SET PROBLEM:
Search the records below for the word "دوباره" and show every line where it occurs.

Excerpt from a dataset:
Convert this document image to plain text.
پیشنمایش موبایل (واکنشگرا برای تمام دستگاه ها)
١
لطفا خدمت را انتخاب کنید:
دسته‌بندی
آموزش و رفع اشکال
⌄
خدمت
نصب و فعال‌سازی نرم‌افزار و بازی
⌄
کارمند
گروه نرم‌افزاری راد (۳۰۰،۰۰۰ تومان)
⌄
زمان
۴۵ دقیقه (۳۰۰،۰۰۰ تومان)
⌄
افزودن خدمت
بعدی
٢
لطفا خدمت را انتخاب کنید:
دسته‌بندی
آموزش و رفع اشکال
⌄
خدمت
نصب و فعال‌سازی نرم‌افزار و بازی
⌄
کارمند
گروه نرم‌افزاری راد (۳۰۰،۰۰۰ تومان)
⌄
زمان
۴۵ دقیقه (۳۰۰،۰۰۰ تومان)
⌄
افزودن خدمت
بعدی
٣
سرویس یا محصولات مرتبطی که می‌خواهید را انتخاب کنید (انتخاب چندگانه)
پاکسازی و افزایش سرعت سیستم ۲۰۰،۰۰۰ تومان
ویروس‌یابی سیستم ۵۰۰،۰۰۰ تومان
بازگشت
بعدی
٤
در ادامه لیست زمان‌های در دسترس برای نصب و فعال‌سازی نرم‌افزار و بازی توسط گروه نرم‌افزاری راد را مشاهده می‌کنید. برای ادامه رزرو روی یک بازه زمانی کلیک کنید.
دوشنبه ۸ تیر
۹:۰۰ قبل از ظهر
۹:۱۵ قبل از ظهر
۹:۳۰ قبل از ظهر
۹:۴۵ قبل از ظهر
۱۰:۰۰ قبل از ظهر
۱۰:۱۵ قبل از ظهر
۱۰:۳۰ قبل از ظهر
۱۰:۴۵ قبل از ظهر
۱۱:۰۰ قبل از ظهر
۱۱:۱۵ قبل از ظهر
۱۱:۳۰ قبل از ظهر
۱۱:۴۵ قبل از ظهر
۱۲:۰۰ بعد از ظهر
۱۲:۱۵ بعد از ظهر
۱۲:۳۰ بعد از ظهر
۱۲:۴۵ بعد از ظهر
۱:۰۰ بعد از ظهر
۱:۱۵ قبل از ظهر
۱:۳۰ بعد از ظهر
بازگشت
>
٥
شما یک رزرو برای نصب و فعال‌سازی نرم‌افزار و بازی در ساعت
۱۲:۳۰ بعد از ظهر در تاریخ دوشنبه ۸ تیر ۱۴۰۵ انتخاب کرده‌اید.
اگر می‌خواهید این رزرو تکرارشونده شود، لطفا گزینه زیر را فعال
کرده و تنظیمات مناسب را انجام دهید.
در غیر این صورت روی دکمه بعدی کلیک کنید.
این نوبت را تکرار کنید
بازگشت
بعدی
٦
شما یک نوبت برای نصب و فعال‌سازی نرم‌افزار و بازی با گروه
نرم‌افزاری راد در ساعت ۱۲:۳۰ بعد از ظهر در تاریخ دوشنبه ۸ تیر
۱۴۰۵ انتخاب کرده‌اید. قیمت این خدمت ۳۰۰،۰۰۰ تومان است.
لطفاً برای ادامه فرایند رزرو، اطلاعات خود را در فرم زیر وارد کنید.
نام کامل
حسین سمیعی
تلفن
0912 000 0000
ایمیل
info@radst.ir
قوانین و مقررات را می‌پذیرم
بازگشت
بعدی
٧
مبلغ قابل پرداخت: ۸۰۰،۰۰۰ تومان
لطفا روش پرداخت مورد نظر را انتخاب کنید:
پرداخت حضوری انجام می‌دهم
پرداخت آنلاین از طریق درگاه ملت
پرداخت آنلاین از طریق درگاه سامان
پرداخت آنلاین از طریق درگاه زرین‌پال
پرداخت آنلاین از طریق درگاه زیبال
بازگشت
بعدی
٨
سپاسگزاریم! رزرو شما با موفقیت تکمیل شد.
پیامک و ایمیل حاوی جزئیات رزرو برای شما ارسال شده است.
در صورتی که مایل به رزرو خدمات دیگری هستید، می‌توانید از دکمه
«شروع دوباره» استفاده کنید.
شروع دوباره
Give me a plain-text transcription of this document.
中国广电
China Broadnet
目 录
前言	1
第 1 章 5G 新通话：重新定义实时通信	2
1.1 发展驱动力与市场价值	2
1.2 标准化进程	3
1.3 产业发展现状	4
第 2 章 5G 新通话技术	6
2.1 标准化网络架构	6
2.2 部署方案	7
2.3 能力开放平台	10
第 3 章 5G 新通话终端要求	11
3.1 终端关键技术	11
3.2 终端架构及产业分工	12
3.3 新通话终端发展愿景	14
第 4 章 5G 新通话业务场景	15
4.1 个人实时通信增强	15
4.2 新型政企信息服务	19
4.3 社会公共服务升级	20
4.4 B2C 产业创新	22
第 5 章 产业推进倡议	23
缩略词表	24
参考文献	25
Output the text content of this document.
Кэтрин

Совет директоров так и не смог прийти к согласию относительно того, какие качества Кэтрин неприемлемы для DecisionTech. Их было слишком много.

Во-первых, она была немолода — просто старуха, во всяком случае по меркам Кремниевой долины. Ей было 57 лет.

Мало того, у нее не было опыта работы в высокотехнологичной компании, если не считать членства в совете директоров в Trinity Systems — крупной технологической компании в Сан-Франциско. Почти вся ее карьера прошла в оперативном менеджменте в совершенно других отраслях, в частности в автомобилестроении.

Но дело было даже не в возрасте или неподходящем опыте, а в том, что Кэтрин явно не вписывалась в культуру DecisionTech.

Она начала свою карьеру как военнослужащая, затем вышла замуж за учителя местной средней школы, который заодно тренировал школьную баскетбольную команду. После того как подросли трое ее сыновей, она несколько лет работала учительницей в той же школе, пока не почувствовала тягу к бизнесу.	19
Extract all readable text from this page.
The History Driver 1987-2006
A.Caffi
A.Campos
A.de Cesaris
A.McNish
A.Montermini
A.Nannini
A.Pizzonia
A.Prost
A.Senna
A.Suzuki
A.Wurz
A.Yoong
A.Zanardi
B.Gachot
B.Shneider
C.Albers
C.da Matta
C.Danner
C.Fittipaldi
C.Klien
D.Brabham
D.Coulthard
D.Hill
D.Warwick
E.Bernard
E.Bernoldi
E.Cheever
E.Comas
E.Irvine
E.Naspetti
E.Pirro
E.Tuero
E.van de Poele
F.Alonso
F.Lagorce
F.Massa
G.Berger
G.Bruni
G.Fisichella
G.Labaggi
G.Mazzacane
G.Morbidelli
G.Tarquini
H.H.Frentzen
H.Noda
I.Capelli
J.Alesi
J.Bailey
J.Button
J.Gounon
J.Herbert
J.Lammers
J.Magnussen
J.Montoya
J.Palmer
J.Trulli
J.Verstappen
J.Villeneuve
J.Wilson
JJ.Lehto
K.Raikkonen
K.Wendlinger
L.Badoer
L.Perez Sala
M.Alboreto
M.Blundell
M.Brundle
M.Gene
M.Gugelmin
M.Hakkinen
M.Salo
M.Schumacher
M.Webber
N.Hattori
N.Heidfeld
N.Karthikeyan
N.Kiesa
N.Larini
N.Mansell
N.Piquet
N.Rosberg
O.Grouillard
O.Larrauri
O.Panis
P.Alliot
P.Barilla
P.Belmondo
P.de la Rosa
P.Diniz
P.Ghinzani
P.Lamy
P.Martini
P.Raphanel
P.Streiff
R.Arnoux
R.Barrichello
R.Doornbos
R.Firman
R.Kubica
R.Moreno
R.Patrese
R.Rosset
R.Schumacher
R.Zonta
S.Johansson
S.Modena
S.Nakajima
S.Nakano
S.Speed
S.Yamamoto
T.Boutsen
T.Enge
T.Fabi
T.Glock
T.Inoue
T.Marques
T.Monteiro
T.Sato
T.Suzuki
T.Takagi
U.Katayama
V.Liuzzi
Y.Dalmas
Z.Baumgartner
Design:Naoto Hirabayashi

ANSWER TO THIS EXERCISE:
«شروع دوباره» استفاده کنید.
شروع دوباره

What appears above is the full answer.